Extracts from a graphics dataset
==============================
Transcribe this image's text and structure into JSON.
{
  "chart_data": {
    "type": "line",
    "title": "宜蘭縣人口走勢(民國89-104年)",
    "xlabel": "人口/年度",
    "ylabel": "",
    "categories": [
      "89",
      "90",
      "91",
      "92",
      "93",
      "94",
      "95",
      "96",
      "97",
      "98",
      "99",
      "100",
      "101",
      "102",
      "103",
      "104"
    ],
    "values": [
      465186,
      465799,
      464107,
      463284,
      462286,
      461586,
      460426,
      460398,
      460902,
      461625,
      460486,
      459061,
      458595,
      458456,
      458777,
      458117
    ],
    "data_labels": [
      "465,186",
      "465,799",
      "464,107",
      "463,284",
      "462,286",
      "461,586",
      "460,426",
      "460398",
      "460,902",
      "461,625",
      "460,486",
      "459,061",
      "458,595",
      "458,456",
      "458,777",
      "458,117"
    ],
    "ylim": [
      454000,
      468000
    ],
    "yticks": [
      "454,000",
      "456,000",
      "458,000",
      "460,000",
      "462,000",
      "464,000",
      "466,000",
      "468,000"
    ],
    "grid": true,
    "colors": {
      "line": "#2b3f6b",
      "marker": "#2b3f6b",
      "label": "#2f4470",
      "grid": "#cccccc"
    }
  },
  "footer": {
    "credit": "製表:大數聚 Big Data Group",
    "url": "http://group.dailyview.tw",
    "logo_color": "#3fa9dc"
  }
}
==============================
OBJECTIVE:
Each line above must be reproduced exactly as it stands.

ANSWER TO THE TASK:
Transcribe this image's text and structure into JSON.
{
  "chart_data": {
    "type": "line",
    "title": "宜蘭縣人口走勢(民國89-104年)",
    "xlabel": "人口/年度",
    "ylabel": "",
    "categories": [
      "89",
      "90",
      "91",
      "92",
      "93",
      "94",
      "95",
      "96",
      "97",
      "98",
      "99",
      "100",
      "101",
      "102",
      "103",
      "104"
    ],
    "values": [
      465186,
      465799,
      464107,
      463284,
      462286,
      461586,
      460426,
      460398,
      460902,
      461625,
      460486,
      459061,
      458595,
      458456,
      458777,
      458117
    ],
    "data_labels": [
      "465,186",
      "465,799",
      "464,107",
      "463,284",
      "462,286",
      "461,586",
      "460,426",
      "460398",
      "460,902",
      "461,625",
      "460,486",
      "459,061",
      "458,595",
      "458,456",
      "458,777",
      "458,117"
    ],
    "ylim": [
      454000,
      468000
    ],
    "yticks": [
      "454,000",
      "456,000",
      "458,000",
      "460,000",
      "462,000",
      "464,000",
      "466,000",
      "468,000"
    ],
    "grid": true,
    "colors": {
      "line": "#2b3f6b",
      "marker": "#2b3f6b",
      "label": "#2f4470",
      "grid": "#cccccc"
    }
  },
  "footer": {
    "credit": "製表:大數聚 Big Data Group",
    "url": "http://group.dailyview.tw",
    "logo_color": "#3fa9dc"
  }
}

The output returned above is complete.